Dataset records
****************************************

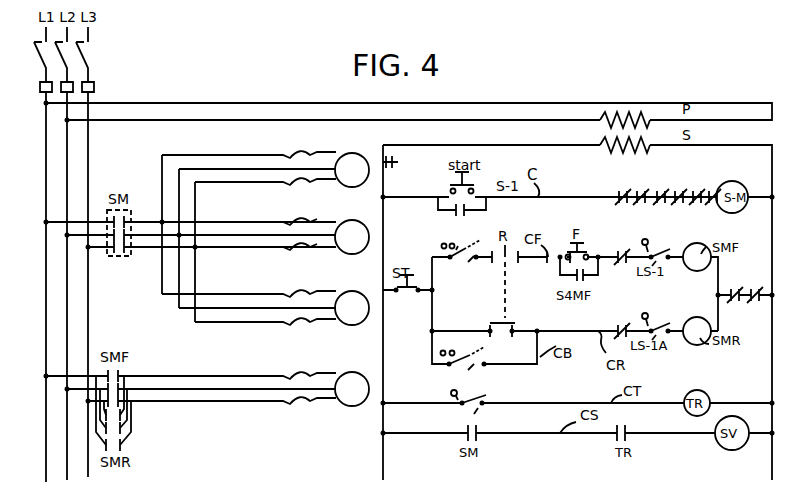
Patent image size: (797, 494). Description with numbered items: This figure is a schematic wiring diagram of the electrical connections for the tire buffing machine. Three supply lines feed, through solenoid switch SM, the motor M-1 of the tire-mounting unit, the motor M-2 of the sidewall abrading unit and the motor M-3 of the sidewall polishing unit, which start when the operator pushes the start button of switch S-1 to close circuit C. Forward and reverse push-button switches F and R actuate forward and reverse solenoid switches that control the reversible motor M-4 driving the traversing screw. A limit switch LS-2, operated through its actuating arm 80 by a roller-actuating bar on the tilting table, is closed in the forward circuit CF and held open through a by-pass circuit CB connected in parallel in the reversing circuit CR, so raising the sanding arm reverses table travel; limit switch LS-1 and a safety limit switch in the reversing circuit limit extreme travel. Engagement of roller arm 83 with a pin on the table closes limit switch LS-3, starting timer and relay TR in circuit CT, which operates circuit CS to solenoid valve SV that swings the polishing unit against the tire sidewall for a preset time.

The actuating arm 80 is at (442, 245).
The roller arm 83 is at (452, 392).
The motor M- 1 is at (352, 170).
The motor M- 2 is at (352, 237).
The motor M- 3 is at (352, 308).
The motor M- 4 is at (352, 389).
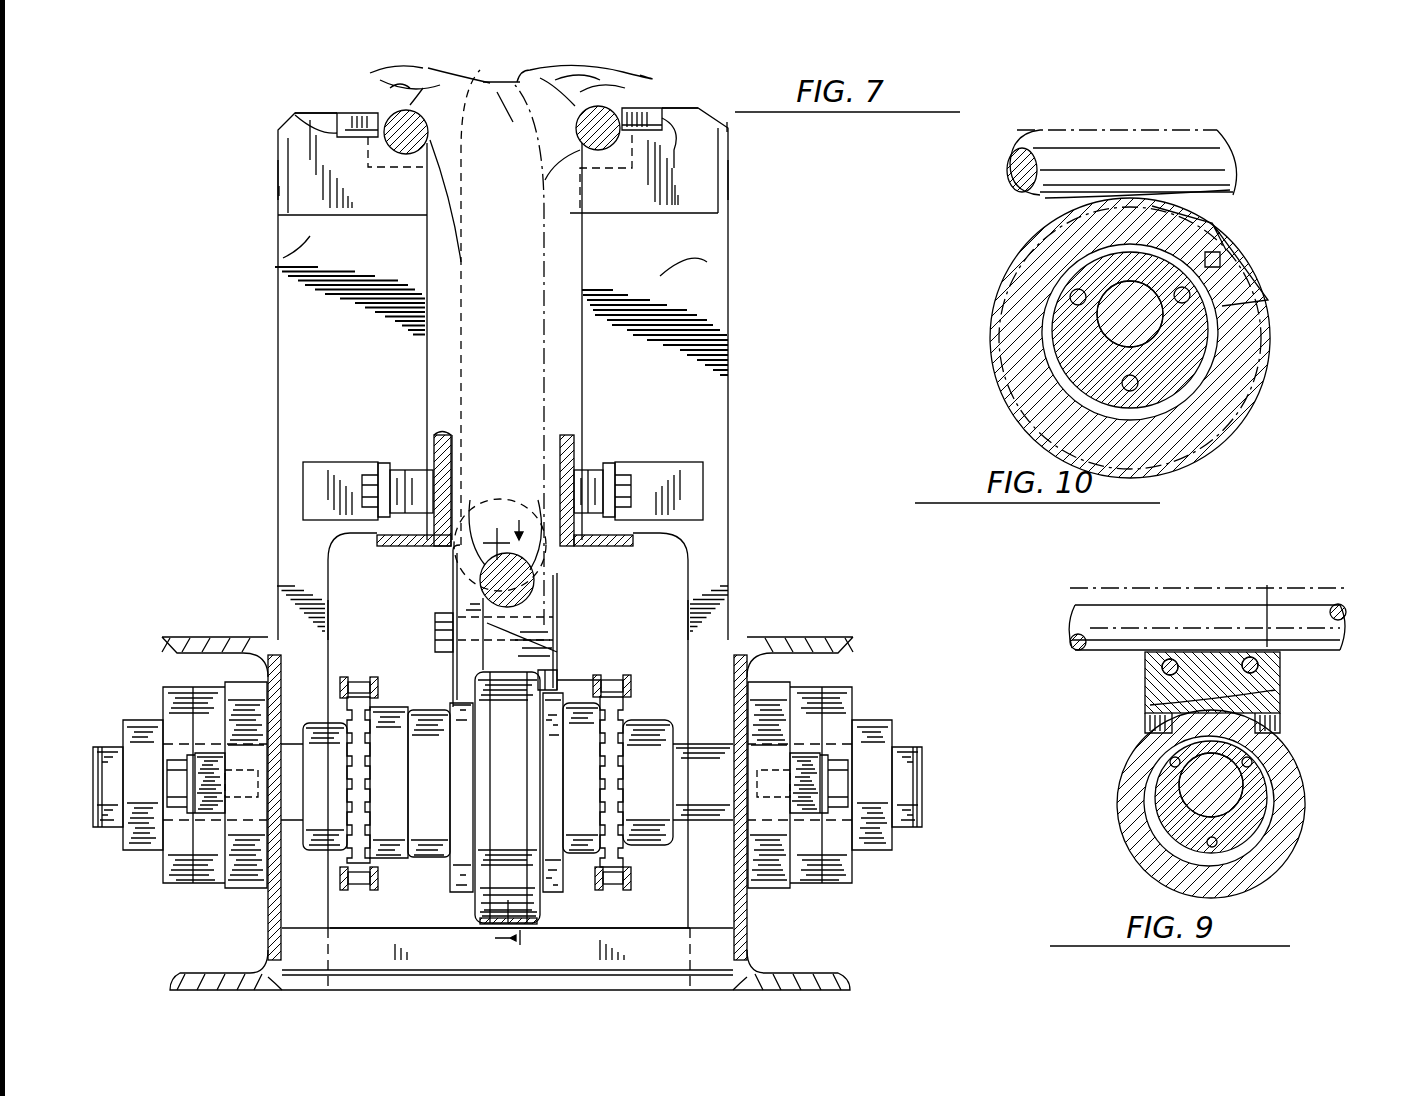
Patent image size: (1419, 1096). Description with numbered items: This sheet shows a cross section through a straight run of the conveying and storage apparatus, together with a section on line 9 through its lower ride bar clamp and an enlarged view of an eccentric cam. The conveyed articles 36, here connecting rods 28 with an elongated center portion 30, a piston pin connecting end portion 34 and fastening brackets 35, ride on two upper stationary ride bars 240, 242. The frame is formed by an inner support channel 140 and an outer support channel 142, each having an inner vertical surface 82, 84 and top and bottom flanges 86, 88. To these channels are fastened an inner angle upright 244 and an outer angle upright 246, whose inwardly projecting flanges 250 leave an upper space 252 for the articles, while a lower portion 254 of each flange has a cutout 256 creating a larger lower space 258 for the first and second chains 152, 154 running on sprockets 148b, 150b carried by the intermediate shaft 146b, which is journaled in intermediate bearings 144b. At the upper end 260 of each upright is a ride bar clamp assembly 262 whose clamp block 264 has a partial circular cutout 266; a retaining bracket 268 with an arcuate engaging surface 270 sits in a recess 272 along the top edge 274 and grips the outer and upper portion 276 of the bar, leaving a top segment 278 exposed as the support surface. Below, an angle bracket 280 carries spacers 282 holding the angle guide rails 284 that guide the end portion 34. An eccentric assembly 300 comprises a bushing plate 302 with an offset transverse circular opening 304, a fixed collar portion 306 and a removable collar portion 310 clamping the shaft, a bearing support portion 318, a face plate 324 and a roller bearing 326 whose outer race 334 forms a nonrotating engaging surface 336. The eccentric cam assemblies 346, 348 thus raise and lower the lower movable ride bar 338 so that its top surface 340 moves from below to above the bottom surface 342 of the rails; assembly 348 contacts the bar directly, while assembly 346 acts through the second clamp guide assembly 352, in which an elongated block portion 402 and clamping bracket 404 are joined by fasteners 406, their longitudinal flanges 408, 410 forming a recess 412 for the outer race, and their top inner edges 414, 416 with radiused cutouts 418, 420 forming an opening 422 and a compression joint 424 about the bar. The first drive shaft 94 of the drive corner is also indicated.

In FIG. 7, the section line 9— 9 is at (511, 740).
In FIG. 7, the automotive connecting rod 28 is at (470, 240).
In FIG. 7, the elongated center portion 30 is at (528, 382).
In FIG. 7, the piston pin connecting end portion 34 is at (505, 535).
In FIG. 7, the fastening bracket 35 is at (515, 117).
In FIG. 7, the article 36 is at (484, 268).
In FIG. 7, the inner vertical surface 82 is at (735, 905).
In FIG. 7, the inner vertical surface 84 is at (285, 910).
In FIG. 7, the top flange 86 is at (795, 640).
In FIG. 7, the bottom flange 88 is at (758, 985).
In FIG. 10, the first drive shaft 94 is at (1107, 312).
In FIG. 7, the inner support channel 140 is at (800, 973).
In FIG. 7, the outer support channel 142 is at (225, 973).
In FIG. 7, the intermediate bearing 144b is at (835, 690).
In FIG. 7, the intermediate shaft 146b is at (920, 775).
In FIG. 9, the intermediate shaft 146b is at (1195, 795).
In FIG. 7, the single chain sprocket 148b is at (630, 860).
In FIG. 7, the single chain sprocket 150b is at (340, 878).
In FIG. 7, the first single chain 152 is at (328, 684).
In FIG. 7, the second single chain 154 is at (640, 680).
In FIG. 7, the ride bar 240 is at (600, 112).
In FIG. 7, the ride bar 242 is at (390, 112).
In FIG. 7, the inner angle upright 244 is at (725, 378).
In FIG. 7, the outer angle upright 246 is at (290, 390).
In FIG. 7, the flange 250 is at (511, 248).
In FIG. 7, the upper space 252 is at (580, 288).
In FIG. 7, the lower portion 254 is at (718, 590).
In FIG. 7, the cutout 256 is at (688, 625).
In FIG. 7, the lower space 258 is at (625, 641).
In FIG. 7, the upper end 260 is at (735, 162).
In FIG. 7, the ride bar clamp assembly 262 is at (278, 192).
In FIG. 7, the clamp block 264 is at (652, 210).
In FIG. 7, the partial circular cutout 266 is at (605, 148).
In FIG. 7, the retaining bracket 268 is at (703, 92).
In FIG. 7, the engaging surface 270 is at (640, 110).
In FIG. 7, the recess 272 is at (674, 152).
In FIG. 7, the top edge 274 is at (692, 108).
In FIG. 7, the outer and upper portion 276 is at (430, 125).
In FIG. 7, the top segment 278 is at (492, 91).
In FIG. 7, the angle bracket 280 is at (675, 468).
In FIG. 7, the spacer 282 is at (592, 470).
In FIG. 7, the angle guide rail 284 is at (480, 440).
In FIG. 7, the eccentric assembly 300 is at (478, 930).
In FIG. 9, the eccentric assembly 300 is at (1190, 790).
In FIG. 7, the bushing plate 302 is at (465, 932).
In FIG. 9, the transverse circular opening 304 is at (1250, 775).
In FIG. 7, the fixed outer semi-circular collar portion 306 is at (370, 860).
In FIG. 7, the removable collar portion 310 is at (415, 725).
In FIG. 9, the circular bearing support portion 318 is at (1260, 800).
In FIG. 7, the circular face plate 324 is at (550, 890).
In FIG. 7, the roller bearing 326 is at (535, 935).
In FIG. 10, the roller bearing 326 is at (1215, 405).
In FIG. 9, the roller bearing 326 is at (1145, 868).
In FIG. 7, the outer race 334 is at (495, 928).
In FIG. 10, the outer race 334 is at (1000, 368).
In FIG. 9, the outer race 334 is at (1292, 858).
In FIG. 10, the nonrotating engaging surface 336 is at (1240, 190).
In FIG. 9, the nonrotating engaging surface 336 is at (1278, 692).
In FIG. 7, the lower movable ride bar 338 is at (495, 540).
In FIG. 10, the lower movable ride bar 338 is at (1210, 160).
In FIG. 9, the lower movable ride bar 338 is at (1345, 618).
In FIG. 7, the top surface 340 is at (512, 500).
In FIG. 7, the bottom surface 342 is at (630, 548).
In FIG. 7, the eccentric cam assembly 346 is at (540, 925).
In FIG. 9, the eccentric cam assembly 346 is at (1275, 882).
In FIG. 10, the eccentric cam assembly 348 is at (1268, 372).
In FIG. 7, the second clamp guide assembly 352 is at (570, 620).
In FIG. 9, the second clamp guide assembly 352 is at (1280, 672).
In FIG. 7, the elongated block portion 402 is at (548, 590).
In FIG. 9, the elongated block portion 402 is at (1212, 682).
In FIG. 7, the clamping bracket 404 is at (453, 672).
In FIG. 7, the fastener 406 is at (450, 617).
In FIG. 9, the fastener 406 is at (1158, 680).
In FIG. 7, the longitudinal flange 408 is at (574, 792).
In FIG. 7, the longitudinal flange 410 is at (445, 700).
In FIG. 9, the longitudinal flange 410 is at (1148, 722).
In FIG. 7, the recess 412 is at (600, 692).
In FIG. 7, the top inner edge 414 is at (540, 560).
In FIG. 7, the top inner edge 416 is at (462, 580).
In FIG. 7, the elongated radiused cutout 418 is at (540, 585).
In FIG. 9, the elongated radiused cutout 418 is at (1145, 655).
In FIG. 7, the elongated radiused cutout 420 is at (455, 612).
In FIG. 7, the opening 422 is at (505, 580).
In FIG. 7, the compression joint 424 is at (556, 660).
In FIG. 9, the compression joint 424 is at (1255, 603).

****************************************

**Task statement:** Rewrite the rows from the start through the line containing "The motor M- 4 is at (352, 389)." as a two-column CSV with the headers input and output, one line per row. Put each row's text and its answer in single quoted fields, with line breaks turned into spaces, and leave out the pictures.

**Full answer:**
input,output
"Patent image size: (797, 494). Description with numbered items: This figure is a schematic wiring diagram of the electrical connections for the tire buffing machine. Three supply lines feed, through solenoid switch SM, the motor M-1 of the tire-mounting unit, the motor M-2 of the sidewall abrading unit and the motor M-3 of the sidewall polishing unit, which start when the operator pushes the start button of switch S-1 to close circuit C. Forward and reverse push-button switches F and R actuate forward and reverse solenoid switches that control the reversible motor M-4 driving the traversing screw. A limit switch LS-2, operated through its actuating arm 80 by a roller-actuating bar on the tilting table, is closed in the forward circuit CF and held open through a by-pass circuit CB connected in parallel in the reversing circuit CR, so raising the sanding arm reverses table travel; limit switch LS-1 and a safety limit switch in the reversing circuit limit extreme travel. Engagement of roller arm 83 with a pin on the table closes limit switch LS-3, starting timer and relay TR in circuit CT, which operates circuit CS to solenoid valve SV that swings the polishing unit against the tire sidewall for a preset time.","The actuating arm 80 is at (442, 245). The roller arm 83 is at (452, 392). The motor M- 1 is at (352, 170). The motor M- 2 is at (352, 237). The motor M- 3 is at (352, 308). The motor M- 4 is at (352, 389)."